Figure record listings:
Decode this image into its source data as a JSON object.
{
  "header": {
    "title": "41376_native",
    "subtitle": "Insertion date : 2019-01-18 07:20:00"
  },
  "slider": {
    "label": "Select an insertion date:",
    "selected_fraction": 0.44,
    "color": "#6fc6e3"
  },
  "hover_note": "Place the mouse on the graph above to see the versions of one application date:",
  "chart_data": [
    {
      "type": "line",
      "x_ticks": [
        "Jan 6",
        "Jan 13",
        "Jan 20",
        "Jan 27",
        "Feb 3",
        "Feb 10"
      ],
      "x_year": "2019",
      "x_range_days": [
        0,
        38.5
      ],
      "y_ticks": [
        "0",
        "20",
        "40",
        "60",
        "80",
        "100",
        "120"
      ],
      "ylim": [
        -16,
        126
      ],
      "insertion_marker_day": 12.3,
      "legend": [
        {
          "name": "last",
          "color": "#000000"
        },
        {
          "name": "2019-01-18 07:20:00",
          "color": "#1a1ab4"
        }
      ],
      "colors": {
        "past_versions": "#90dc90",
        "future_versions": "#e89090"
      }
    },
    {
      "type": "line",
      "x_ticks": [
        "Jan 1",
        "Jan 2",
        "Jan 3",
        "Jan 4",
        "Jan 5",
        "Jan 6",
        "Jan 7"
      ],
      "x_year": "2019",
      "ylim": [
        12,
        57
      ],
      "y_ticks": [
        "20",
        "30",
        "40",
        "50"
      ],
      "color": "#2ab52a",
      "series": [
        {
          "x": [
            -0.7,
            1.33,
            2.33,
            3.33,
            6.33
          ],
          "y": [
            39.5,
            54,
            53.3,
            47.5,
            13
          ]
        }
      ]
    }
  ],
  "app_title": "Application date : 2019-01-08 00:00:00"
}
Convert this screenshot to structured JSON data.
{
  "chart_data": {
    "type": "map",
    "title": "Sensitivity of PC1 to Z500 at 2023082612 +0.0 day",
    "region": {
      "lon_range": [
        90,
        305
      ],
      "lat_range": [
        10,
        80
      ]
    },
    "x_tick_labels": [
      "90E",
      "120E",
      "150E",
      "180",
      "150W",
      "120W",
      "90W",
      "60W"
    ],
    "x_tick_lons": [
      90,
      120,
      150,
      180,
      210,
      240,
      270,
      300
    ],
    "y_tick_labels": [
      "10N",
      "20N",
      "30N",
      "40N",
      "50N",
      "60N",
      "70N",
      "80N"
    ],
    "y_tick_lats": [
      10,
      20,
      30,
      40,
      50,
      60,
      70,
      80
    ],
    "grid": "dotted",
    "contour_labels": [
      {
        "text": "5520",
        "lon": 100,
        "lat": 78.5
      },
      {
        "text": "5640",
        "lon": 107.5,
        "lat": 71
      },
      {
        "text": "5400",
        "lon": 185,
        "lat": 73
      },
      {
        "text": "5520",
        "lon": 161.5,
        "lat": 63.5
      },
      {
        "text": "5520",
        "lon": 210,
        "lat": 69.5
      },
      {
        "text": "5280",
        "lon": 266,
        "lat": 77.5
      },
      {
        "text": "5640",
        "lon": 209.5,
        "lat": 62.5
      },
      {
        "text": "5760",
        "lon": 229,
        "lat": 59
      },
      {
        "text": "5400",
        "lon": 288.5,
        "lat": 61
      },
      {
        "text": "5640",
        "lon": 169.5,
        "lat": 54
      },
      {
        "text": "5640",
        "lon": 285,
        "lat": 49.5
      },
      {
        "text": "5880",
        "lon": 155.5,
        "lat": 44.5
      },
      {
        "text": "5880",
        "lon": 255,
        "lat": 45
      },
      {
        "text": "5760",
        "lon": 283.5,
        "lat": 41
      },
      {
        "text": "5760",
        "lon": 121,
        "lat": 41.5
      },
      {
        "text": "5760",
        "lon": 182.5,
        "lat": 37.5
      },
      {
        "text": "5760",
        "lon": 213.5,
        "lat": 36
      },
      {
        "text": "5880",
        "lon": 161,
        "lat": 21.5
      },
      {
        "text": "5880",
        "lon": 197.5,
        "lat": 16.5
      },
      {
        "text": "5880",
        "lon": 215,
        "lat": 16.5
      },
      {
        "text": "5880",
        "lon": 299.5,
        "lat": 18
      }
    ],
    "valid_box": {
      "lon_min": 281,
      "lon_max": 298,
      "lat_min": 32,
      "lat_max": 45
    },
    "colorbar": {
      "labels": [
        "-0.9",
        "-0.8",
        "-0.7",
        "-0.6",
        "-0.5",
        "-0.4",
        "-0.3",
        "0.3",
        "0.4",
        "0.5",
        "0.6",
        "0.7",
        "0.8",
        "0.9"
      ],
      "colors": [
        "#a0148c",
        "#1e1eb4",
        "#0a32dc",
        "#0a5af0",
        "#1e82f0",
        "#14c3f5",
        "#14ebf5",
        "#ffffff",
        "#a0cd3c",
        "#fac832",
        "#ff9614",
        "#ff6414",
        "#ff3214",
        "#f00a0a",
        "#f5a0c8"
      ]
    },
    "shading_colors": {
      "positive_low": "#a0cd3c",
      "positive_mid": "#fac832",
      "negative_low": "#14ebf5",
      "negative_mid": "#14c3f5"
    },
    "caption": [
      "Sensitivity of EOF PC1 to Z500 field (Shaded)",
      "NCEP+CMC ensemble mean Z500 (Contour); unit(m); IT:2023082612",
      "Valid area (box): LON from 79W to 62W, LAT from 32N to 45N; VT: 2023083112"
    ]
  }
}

- _Short task_: From the data above, extract every line in its exact form.

- _Correct result_:
Decode this image into its source data as a JSON object.
{
  "header": {
    "title": "41376_native",
    "subtitle": "Insertion date : 2019-01-18 07:20:00"
  },
  "slider": {
    "label": "Select an insertion date:",
    "selected_fraction": 0.44,
    "color": "#6fc6e3"
  },
  "hover_note": "Place the mouse on the graph above to see the versions of one application date:",
  "chart_data": [
    {
      "type": "line",
      "x_ticks": [
        "Jan 6",
        "Jan 13",
        "Jan 20",
        "Jan 27",
        "Feb 3",
        "Feb 10"
      ],
      "x_year": "2019",
      "x_range_days": [
        0,
        38.5
      ],
      "y_ticks": [
        "0",
        "20",
        "40",
        "60",
        "80",
        "100",
        "120"
      ],
      "ylim": [
        -16,
        126
      ],
      "insertion_marker_day": 12.3,
      "legend": [
        {
          "name": "last",
          "color": "#000000"
        },
        {
          "name": "2019-01-18 07:20:00",
          "color": "#1a1ab4"
        }
      ],
      "colors": {
        "past_versions": "#90dc90",
        "future_versions": "#e89090"
      }
    },
    {
      "type": "line",
      "x_ticks": [
        "Jan 1",
        "Jan 2",
        "Jan 3",
        "Jan 4",
        "Jan 5",
        "Jan 6",
        "Jan 7"
      ],
      "x_year": "2019",
      "ylim": [
        12,
        57
      ],
      "y_ticks": [
        "20",
        "30",
        "40",
        "50"
      ],
      "color": "#2ab52a",
      "series": [
        {
          "x": [
            -0.7,
            1.33,
            2.33,
            3.33,
            6.33
          ],
          "y": [
            39.5,
            54,
            53.3,
            47.5,
            13
          ]
        }
      ]
    }
  ],
  "app_title": "Application date : 2019-01-08 00:00:00"
}
Convert this screenshot to structured JSON data.
{
  "chart_data": {
    "type": "map",
    "title": "Sensitivity of PC1 to Z500 at 2023082612 +0.0 day",
    "region": {
      "lon_range": [
        90,
        305
      ],
      "lat_range": [
        10,
        80
      ]
    },
    "x_tick_labels": [
      "90E",
      "120E",
      "150E",
      "180",
      "150W",
      "120W",
      "90W",
      "60W"
    ],
    "x_tick_lons": [
      90,
      120,
      150,
      180,
      210,
      240,
      270,
      300
    ],
    "y_tick_labels": [
      "10N",
      "20N",
      "30N",
      "40N",
      "50N",
      "60N",
      "70N",
      "80N"
    ],
    "y_tick_lats": [
      10,
      20,
      30,
      40,
      50,
      60,
      70,
      80
    ],
    "grid": "dotted",
    "contour_labels": [
      {
        "text": "5520",
        "lon": 100,
        "lat": 78.5
      },
      {
        "text": "5640",
        "lon": 107.5,
        "lat": 71
      },
      {
        "text": "5400",
        "lon": 185,
        "lat": 73
      },
      {
        "text": "5520",
        "lon": 161.5,
        "lat": 63.5
      },
      {
        "text": "5520",
        "lon": 210,
        "lat": 69.5
      },
      {
        "text": "5280",
        "lon": 266,
        "lat": 77.5
      },
      {
        "text": "5640",
        "lon": 209.5,
        "lat": 62.5
      },
      {
        "text": "5760",
        "lon": 229,
        "lat": 59
      },
      {
        "text": "5400",
        "lon": 288.5,
        "lat": 61
      },
      {
        "text": "5640",
        "lon": 169.5,
        "lat": 54
      },
      {
        "text": "5640",
        "lon": 285,
        "lat": 49.5
      },
      {
        "text": "5880",
        "lon": 155.5,
        "lat": 44.5
      },
      {
        "text": "5880",
        "lon": 255,
        "lat": 45
      },
      {
        "text": "5760",
        "lon": 283.5,
        "lat": 41
      },
      {
        "text": "5760",
        "lon": 121,
        "lat": 41.5
      },
      {
        "text": "5760",
        "lon": 182.5,
        "lat": 37.5
      },
      {
        "text": "5760",
        "lon": 213.5,
        "lat": 36
      },
      {
        "text": "5880",
        "lon": 161,
        "lat": 21.5
      },
      {
        "text": "5880",
        "lon": 197.5,
        "lat": 16.5
      },
      {
        "text": "5880",
        "lon": 215,
        "lat": 16.5
      },
      {
        "text": "5880",
        "lon": 299.5,
        "lat": 18
      }
    ],
    "valid_box": {
      "lon_min": 281,
      "lon_max": 298,
      "lat_min": 32,
      "lat_max": 45
    },
    "colorbar": {
      "labels": [
        "-0.9",
        "-0.8",
        "-0.7",
        "-0.6",
        "-0.5",
        "-0.4",
        "-0.3",
        "0.3",
        "0.4",
        "0.5",
        "0.6",
        "0.7",
        "0.8",
        "0.9"
      ],
      "colors": [
        "#a0148c",
        "#1e1eb4",
        "#0a32dc",
        "#0a5af0",
        "#1e82f0",
        "#14c3f5",
        "#14ebf5",
        "#ffffff",
        "#a0cd3c",
        "#fac832",
        "#ff9614",
        "#ff6414",
        "#ff3214",
        "#f00a0a",
        "#f5a0c8"
      ]
    },
    "shading_colors": {
      "positive_low": "#a0cd3c",
      "positive_mid": "#fac832",
      "negative_low": "#14ebf5",
      "negative_mid": "#14c3f5"
    },
    "caption": [
      "Sensitivity of EOF PC1 to Z500 field (Shaded)",
      "NCEP+CMC ensemble mean Z500 (Contour); unit(m); IT:2023082612",
      "Valid area (box): LON from 79W to 62W, LAT from 32N to 45N; VT: 2023083112"
    ]
  }
}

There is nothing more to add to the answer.